[Begin EXTRACT TO READ]

The phrases “at least one,” “one or more,” “or,” and “and/or” are open-ended expressions that are both conjunctive and disjunctive in operation. For example, each of the expressions “at least one of A, B and C,” “at least one of A, B, or C,” “one or more of A, B, and C,” “one or more of A, B, or C,” “A, B, and/or C,” and “A, B, or C” means A alone, B alone, C alone, A and B together, A and C together, B and C together, or A, B and C together.

The term “a” or “an” entity refers to one or more of that entity. As such, the terms “a” (or “an”), “one or more,” and “at least one” can be used interchangeably herein. It is also to be noted that the terms “comprising,” “including,” and “having” can be used interchangeably.

The term “automatic” and variations thereof, as used herein, refers to any process or operation, which is typically continuous or semi-continuous, done without material human input when the process or operation is performed. However, a process or operation can be automatic, even though performance of the process or operation uses material or immaterial human input, if the input is received before performance of the process or operation. Human input is deemed to be material if such input influences how the process or operation will be performed. Human input that consents to the performance of the process or operation is not deemed to be “material.”

Aspects of the present disclosure may take the form of an embodiment that is entirely hardware, an embodiment that is entirely software (including firmware, resident software, micro-code, etc.) or an embodiment combining software and hardware aspects that may all generally be referred to herein as a “circuit,” “module,” or “system.” Any combination of one or more computer-readable medium(s) may be utilized. The computer-readable medium may be a computer-readable signal medium or a computer-readable storage medium.

[End EXTRACT TO READ]

**SHORT EXERCISE:**
For each statement (a), (b), and (c), say whether it agrees with the passage on defined terms above, answering yes or no and quoting the exact words of the passage that decide it.
(a) The expression "A, B, or C" does not cover A and C together.
(b) The terms "comprising," "including," and "having" can be used interchangeably.
(c) Human input that consents to the performance of a process counts as material input.

[Begin EXTRACTED INFORMATION]

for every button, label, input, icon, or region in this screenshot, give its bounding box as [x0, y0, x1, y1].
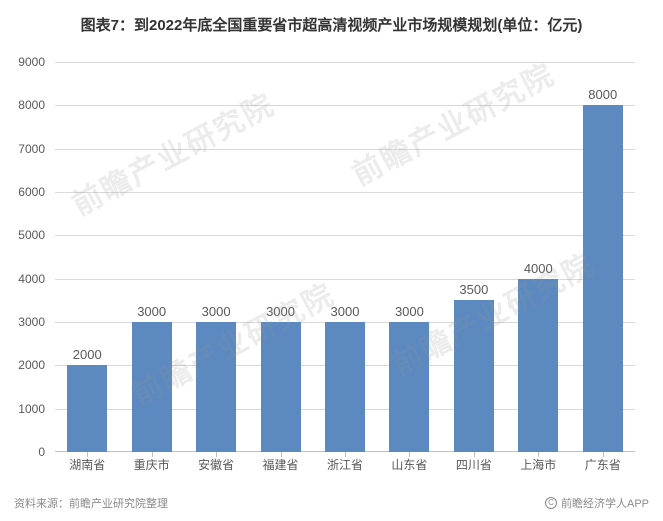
- bar-slot: 3000: [248, 62, 312, 452]
- y-tick-label: 5000: [0, 228, 45, 242]
- bar: [325, 322, 365, 452]
- bar-value-label: 8000: [588, 87, 617, 105]
- y-tick-label: 0: [0, 445, 45, 459]
- bar-slot: 2000: [55, 62, 119, 452]
- x-axis-label: 山东省: [377, 456, 441, 473]
- bar: [583, 105, 623, 452]
- bar-slot: 3000: [119, 62, 183, 452]
- copyright-label: 前瞻经济学人APP: [561, 495, 649, 511]
- bar-value-label: 2000: [73, 347, 102, 365]
- source-text: 资料来源：前瞻产业研究院整理: [14, 495, 168, 511]
- bar-slot: 3000: [377, 62, 441, 452]
- bar-slot: 8000: [571, 62, 635, 452]
- y-tick-label: 4000: [0, 272, 45, 286]
- bar-value-label: 3000: [137, 304, 166, 322]
- y-tick-label: 8000: [0, 98, 45, 112]
- chart-plot-area: 0100020003000400050006000700080009000 20…: [55, 62, 635, 452]
- y-tick-label: 1000: [0, 402, 45, 416]
- x-axis-label: 福建省: [248, 456, 312, 473]
- bar-value-label: 3000: [266, 304, 295, 322]
- bar-slot: 3000: [184, 62, 248, 452]
- bar-slot: 4000: [506, 62, 570, 452]
- y-tick-label: 7000: [0, 142, 45, 156]
- bar: [454, 300, 494, 452]
- bar-slot: 3000: [313, 62, 377, 452]
- bar: [132, 322, 172, 452]
- x-axis-label: 广东省: [571, 456, 635, 473]
- bar: [196, 322, 236, 452]
- x-axis-label: 浙江省: [313, 456, 377, 473]
- chart-title: 图表7：到2022年底全国重要省市超高清视频产业市场规模规划(单位：亿元): [0, 0, 663, 43]
- y-tick-label: 2000: [0, 358, 45, 372]
- bar-value-label: 3500: [459, 282, 488, 300]
- bar: [67, 365, 107, 452]
- bar: [518, 279, 558, 452]
- bar-slot: 3500: [442, 62, 506, 452]
- copyright-icon: C: [545, 497, 557, 509]
- y-tick-label: 3000: [0, 315, 45, 329]
- x-axis-label: 重庆市: [119, 456, 183, 473]
- x-axis-label: 湖南省: [55, 456, 119, 473]
- bar-value-label: 3000: [331, 304, 360, 322]
- bar: [389, 322, 429, 452]
- y-tick-label: 9000: [0, 55, 45, 69]
- bar: [261, 322, 301, 452]
- copyright-text: C 前瞻经济学人APP: [545, 495, 649, 511]
- x-axis-labels: 湖南省重庆市安徽省福建省浙江省山东省四川省上海市广东省: [55, 456, 635, 473]
- x-axis-label: 安徽省: [184, 456, 248, 473]
- x-axis-label: 四川省: [442, 456, 506, 473]
- bar-value-label: 4000: [524, 261, 553, 279]
- x-axis-label: 上海市: [506, 456, 570, 473]
- y-tick-label: 6000: [0, 185, 45, 199]
- bar-value-label: 3000: [395, 304, 424, 322]
- bar-value-label: 3000: [202, 304, 231, 322]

[End EXTRACTED INFORMATION]

**OUTPUT FOR THIS TASK:**
(a) No: "means A alone, B alone, C alone, A and B together, A and C together, B and C together, or A, B and C together."
(b) Yes: "It is also to be noted that the terms “comprising,” “including,” and “having” can be used interchangeably."
(c) No: "Human input that consents to the performance of the process or operation is not deemed to be “material.”"